* Written problem: Retype the records that come next, word for word.

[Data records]
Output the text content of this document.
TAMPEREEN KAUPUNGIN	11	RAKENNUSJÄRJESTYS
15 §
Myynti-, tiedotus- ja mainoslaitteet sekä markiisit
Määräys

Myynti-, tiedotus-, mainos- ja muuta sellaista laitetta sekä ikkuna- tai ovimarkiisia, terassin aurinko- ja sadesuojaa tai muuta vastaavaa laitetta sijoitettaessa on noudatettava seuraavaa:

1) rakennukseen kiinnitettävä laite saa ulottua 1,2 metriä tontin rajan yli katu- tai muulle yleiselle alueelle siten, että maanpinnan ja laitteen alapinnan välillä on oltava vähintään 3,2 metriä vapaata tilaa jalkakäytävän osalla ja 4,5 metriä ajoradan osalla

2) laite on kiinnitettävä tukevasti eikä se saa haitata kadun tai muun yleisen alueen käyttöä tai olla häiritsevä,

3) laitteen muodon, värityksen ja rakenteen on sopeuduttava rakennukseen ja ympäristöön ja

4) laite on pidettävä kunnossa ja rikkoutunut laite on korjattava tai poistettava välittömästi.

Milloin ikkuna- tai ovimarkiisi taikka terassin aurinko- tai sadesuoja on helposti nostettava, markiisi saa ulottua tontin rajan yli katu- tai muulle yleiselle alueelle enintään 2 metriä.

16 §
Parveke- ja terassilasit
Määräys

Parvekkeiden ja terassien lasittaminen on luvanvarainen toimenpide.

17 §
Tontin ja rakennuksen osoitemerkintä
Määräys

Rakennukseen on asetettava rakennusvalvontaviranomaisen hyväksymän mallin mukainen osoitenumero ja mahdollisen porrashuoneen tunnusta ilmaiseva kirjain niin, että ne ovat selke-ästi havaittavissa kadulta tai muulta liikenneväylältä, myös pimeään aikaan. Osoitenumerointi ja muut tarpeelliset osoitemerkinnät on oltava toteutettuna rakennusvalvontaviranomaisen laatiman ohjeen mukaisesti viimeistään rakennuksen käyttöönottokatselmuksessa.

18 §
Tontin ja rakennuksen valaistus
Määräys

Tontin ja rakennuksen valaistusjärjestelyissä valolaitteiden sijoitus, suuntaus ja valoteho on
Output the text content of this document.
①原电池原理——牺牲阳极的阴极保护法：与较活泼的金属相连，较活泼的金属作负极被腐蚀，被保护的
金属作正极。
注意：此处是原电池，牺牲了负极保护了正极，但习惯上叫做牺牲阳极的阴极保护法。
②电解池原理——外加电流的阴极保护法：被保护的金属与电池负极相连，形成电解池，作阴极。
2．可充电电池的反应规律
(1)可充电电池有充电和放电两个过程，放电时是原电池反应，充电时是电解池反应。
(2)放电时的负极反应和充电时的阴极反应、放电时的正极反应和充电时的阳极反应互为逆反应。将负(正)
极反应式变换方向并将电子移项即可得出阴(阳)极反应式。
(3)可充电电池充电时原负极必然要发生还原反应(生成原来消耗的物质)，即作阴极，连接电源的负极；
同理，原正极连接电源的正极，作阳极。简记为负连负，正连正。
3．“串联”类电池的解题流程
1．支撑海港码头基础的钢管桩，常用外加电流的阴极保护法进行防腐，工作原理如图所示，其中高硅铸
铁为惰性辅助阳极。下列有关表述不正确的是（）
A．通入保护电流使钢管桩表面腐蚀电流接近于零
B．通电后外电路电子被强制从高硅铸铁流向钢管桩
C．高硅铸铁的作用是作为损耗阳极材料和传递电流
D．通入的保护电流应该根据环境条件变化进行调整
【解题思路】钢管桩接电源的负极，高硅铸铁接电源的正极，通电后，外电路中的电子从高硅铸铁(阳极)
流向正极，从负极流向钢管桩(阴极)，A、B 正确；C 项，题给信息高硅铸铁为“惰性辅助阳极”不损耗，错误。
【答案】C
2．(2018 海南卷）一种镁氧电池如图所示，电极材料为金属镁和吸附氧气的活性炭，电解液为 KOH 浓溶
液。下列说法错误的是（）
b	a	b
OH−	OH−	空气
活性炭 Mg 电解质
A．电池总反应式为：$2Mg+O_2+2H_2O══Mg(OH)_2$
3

* Written solution:
Output the text content of this document.
TAMPEREEN KAUPUNGIN	11	RAKENNUSJÄRJESTYS
15 §
Myynti-, tiedotus- ja mainoslaitteet sekä markiisit
Määräys

Myynti-, tiedotus-, mainos- ja muuta sellaista laitetta sekä ikkuna- tai ovimarkiisia, terassin aurinko- ja sadesuojaa tai muuta vastaavaa laitetta sijoitettaessa on noudatettava seuraavaa:

1) rakennukseen kiinnitettävä laite saa ulottua 1,2 metriä tontin rajan yli katu- tai muulle yleiselle alueelle siten, että maanpinnan ja laitteen alapinnan välillä on oltava vähintään 3,2 metriä vapaata tilaa jalkakäytävän osalla ja 4,5 metriä ajoradan osalla

2) laite on kiinnitettävä tukevasti eikä se saa haitata kadun tai muun yleisen alueen käyttöä tai olla häiritsevä,

3) laitteen muodon, värityksen ja rakenteen on sopeuduttava rakennukseen ja ympäristöön ja

4) laite on pidettävä kunnossa ja rikkoutunut laite on korjattava tai poistettava välittömästi.

Milloin ikkuna- tai ovimarkiisi taikka terassin aurinko- tai sadesuoja on helposti nostettava, markiisi saa ulottua tontin rajan yli katu- tai muulle yleiselle alueelle enintään 2 metriä.

16 §
Parveke- ja terassilasit
Määräys

Parvekkeiden ja terassien lasittaminen on luvanvarainen toimenpide.

17 §
Tontin ja rakennuksen osoitemerkintä
Määräys

Rakennukseen on asetettava rakennusvalvontaviranomaisen hyväksymän mallin mukainen osoitenumero ja mahdollisen porrashuoneen tunnusta ilmaiseva kirjain niin, että ne ovat selke-ästi havaittavissa kadulta tai muulta liikenneväylältä, myös pimeään aikaan. Osoitenumerointi ja muut tarpeelliset osoitemerkinnät on oltava toteutettuna rakennusvalvontaviranomaisen laatiman ohjeen mukaisesti viimeistään rakennuksen käyttöönottokatselmuksessa.

18 §
Tontin ja rakennuksen valaistus
Määräys

Tontin ja rakennuksen valaistusjärjestelyissä valolaitteiden sijoitus, suuntaus ja valoteho on
Output the text content of this document.
①原电池原理——牺牲阳极的阴极保护法：与较活泼的金属相连，较活泼的金属作负极被腐蚀，被保护的
金属作正极。
注意：此处是原电池，牺牲了负极保护了正极，但习惯上叫做牺牲阳极的阴极保护法。
②电解池原理——外加电流的阴极保护法：被保护的金属与电池负极相连，形成电解池，作阴极。
2．可充电电池的反应规律
(1)可充电电池有充电和放电两个过程，放电时是原电池反应，充电时是电解池反应。
(2)放电时的负极反应和充电时的阴极反应、放电时的正极反应和充电时的阳极反应互为逆反应。将负(正)
极反应式变换方向并将电子移项即可得出阴(阳)极反应式。
(3)可充电电池充电时原负极必然要发生还原反应(生成原来消耗的物质)，即作阴极，连接电源的负极；
同理，原正极连接电源的正极，作阳极。简记为负连负，正连正。
3．“串联”类电池的解题流程
1．支撑海港码头基础的钢管桩，常用外加电流的阴极保护法进行防腐，工作原理如图所示，其中高硅铸
铁为惰性辅助阳极。下列有关表述不正确的是（）
A．通入保护电流使钢管桩表面腐蚀电流接近于零
B．通电后外电路电子被强制从高硅铸铁流向钢管桩
C．高硅铸铁的作用是作为损耗阳极材料和传递电流
D．通入的保护电流应该根据环境条件变化进行调整
【解题思路】钢管桩接电源的负极，高硅铸铁接电源的正极，通电后，外电路中的电子从高硅铸铁(阳极)
流向正极，从负极流向钢管桩(阴极)，A、B 正确；C 项，题给信息高硅铸铁为“惰性辅助阳极”不损耗，错误。
【答案】C
2．(2018 海南卷）一种镁氧电池如图所示，电极材料为金属镁和吸附氧气的活性炭，电解液为 KOH 浓溶
液。下列说法错误的是（）
b	a	b
OH−	OH−	空气
活性炭 Mg 电解质
A．电池总反应式为：$2Mg+O_2+2H_2O══Mg(OH)_2$
3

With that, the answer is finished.